Copy every entry word for word. Skip the pictures.

Stored data
** START **
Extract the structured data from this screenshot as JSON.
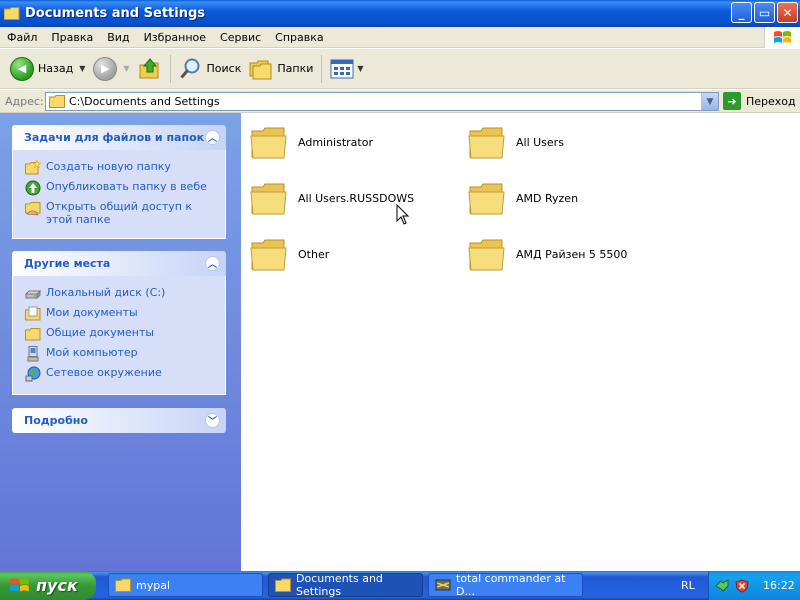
{
  "window": {
    "title": "Documents and Settings",
    "controls": {
      "minimize": "_",
      "maximize": "▭",
      "close": "✕"
    }
  },
  "menu": [
    "Файл",
    "Правка",
    "Вид",
    "Избранное",
    "Сервис",
    "Справка"
  ],
  "toolbar": {
    "back": "Назад",
    "search": "Поиск",
    "folders": "Папки"
  },
  "address": {
    "label": "Адрес:",
    "value": "C:\\Documents and Settings",
    "go": "Переход"
  },
  "sidebar": {
    "tasks": {
      "title": "Задачи для файлов и папок",
      "items": [
        "Создать новую папку",
        "Опубликовать папку в вебе",
        "Открыть общий доступ к этой папке"
      ]
    },
    "places": {
      "title": "Другие места",
      "items": [
        "Локальный диск (C:)",
        "Мои документы",
        "Общие документы",
        "Мой компьютер",
        "Сетевое окружение"
      ]
    },
    "details": {
      "title": "Подробно"
    }
  },
  "folders": [
    "Administrator",
    "All Users",
    "All Users.RUSSDOWS",
    "AMD Ryzen",
    "Other",
    "АМД Райзен 5 5500"
  ],
  "taskbar": {
    "start": "пуск",
    "tasks": [
      "mypal",
      "Documents and Settings",
      "total commander at D..."
    ],
    "language": "RL",
    "clock": "16:22"
  },
  "colors": {
    "titlebar": "#0b5ad8",
    "sidebar_link": "#215dc6",
    "folder_yellow": "#f6dd7a"
  }
}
** END **
Finished task:
Extract the structured data from this screenshot as JSON.
{
  "window": {
    "title": "Documents and Settings",
    "controls": {
      "minimize": "_",
      "maximize": "▭",
      "close": "✕"
    }
  },
  "menu": [
    "Файл",
    "Правка",
    "Вид",
    "Избранное",
    "Сервис",
    "Справка"
  ],
  "toolbar": {
    "back": "Назад",
    "search": "Поиск",
    "folders": "Папки"
  },
  "address": {
    "label": "Адрес:",
    "value": "C:\\Documents and Settings",
    "go": "Переход"
  },
  "sidebar": {
    "tasks": {
      "title": "Задачи для файлов и папок",
      "items": [
        "Создать новую папку",
        "Опубликовать папку в вебе",
        "Открыть общий доступ к этой папке"
      ]
    },
    "places": {
      "title": "Другие места",
      "items": [
        "Локальный диск (C:)",
        "Мои документы",
        "Общие документы",
        "Мой компьютер",
        "Сетевое окружение"
      ]
    },
    "details": {
      "title": "Подробно"
    }
  },
  "folders": [
    "Administrator",
    "All Users",
    "All Users.RUSSDOWS",
    "AMD Ryzen",
    "Other",
    "АМД Райзен 5 5500"
  ],
  "taskbar": {
    "start": "пуск",
    "tasks": [
      "mypal",
      "Documents and Settings",
      "total commander at D..."
    ],
    "language": "RL",
    "clock": "16:22"
  },
  "colors": {
    "titlebar": "#0b5ad8",
    "sidebar_link": "#215dc6",
    "folder_yellow": "#f6dd7a"
  }
}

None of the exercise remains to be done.